▶ **GIVEN TASK**
Only the lines from the line containing "Extract all the data from this chart as JSON." to the end of the entries should be repeated, exactly as they appear.

▶ **DATASET RECORDS**
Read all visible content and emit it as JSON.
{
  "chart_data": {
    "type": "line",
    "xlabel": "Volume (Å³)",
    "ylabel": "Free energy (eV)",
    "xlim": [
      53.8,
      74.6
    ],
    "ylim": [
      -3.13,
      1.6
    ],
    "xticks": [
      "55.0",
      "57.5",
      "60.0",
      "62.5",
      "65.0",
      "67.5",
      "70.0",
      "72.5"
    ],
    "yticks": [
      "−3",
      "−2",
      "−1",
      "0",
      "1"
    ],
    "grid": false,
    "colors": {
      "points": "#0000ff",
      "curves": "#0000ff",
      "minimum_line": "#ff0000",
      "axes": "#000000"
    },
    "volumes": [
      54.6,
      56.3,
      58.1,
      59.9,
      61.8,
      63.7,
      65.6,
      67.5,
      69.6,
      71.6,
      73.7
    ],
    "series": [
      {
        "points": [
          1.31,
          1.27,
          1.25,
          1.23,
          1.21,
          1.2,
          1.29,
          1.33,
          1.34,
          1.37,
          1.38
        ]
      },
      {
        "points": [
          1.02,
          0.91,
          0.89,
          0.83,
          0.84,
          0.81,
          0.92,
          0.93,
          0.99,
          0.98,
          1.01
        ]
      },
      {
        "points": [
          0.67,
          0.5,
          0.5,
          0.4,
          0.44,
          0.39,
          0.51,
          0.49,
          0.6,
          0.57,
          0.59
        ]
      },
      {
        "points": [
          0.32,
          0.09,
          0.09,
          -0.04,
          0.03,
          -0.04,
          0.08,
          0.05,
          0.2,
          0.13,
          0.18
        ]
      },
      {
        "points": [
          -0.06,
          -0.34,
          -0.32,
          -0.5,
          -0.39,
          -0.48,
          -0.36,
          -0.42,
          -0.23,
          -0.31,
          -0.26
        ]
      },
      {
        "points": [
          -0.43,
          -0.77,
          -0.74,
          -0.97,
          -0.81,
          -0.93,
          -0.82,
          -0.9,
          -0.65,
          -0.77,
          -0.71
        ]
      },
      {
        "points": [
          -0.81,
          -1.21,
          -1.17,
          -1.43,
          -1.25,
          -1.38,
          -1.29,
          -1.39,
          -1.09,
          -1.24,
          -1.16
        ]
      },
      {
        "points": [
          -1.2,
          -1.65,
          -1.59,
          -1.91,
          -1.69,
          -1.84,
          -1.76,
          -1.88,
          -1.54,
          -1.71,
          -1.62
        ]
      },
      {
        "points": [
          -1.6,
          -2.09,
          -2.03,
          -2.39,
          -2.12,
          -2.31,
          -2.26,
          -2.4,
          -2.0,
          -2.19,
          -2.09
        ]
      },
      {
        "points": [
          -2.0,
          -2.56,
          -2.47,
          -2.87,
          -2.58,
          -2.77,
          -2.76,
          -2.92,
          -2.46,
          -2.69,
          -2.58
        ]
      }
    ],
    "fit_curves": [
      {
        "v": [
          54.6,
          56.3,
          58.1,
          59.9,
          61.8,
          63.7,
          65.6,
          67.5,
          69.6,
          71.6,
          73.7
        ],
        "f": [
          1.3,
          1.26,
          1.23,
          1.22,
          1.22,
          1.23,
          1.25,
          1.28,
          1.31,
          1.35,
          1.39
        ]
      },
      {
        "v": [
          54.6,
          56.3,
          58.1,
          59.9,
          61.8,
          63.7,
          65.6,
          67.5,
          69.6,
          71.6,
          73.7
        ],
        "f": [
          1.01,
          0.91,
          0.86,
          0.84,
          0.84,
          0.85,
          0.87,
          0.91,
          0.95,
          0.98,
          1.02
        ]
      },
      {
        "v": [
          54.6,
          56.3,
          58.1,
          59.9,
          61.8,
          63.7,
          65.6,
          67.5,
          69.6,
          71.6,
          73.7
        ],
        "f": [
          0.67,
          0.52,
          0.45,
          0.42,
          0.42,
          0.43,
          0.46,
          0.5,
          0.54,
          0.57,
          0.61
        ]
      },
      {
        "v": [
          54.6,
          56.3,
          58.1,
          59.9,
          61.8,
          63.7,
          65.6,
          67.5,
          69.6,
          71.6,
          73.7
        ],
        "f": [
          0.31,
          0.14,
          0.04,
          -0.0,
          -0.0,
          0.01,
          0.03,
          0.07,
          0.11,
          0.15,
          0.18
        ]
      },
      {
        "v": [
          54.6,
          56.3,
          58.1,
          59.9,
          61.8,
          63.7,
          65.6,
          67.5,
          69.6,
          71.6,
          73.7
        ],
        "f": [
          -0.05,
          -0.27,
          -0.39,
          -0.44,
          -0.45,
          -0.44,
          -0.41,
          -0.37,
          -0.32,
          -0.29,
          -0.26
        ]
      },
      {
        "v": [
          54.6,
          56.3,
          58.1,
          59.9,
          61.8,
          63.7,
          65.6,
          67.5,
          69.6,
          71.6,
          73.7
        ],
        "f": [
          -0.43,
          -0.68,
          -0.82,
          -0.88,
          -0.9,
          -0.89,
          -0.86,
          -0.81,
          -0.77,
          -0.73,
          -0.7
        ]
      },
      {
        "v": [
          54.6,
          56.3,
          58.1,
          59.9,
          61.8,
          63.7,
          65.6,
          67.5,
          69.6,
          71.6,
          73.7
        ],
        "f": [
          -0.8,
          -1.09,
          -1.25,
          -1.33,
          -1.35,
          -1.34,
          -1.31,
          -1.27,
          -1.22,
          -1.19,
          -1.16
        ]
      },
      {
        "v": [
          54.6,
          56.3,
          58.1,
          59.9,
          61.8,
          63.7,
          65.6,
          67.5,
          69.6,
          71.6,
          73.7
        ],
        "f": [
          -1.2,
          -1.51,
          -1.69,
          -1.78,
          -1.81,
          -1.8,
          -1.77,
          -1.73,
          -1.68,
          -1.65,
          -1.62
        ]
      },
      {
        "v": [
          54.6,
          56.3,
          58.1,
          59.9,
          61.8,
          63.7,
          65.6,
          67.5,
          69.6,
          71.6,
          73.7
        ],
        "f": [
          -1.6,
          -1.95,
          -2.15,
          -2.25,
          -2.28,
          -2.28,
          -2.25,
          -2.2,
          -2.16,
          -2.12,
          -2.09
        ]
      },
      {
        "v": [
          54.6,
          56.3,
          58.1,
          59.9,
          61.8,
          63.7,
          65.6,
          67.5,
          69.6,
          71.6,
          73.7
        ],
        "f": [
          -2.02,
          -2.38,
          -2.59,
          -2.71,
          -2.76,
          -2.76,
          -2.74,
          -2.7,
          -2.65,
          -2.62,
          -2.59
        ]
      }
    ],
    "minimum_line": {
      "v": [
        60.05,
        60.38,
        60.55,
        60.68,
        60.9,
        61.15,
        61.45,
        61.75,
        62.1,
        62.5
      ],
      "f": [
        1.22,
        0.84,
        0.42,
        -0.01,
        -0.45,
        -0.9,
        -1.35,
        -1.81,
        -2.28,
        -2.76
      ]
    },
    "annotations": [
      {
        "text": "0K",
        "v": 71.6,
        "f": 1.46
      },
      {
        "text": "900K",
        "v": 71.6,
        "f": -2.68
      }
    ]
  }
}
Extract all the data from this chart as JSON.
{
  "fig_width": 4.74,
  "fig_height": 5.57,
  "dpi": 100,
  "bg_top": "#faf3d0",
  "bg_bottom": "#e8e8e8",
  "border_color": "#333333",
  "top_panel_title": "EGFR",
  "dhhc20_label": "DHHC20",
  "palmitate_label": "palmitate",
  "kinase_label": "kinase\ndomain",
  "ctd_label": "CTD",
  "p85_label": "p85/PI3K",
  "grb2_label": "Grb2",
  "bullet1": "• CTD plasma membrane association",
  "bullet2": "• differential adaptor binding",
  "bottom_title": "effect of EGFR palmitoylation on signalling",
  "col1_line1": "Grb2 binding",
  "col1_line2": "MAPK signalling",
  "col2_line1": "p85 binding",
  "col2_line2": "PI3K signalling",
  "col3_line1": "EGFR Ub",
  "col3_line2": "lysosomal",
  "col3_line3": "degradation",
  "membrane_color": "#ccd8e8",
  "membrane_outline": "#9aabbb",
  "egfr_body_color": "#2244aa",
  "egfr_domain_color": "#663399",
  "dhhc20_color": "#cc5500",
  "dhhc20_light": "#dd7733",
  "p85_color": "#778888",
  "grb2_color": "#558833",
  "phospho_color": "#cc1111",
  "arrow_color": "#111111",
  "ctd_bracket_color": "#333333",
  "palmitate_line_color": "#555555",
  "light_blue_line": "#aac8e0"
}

▶ **FINISHED EXERCISE**
Extract all the data from this chart as JSON.
{
  "fig_width": 4.74,
  "fig_height": 5.57,
  "dpi": 100,
  "bg_top": "#faf3d0",
  "bg_bottom": "#e8e8e8",
  "border_color": "#333333",
  "top_panel_title": "EGFR",
  "dhhc20_label": "DHHC20",
  "palmitate_label": "palmitate",
  "kinase_label": "kinase\ndomain",
  "ctd_label": "CTD",
  "p85_label": "p85/PI3K",
  "grb2_label": "Grb2",
  "bullet1": "• CTD plasma membrane association",
  "bullet2": "• differential adaptor binding",
  "bottom_title": "effect of EGFR palmitoylation on signalling",
  "col1_line1": "Grb2 binding",
  "col1_line2": "MAPK signalling",
  "col2_line1": "p85 binding",
  "col2_line2": "PI3K signalling",
  "col3_line1": "EGFR Ub",
  "col3_line2": "lysosomal",
  "col3_line3": "degradation",
  "membrane_color": "#ccd8e8",
  "membrane_outline": "#9aabbb",
  "egfr_body_color": "#2244aa",
  "egfr_domain_color": "#663399",
  "dhhc20_color": "#cc5500",
  "dhhc20_light": "#dd7733",
  "p85_color": "#778888",
  "grb2_color": "#558833",
  "phospho_color": "#cc1111",
  "arrow_color": "#111111",
  "ctd_bracket_color": "#333333",
  "palmitate_line_color": "#555555",
  "light_blue_line": "#aac8e0"
}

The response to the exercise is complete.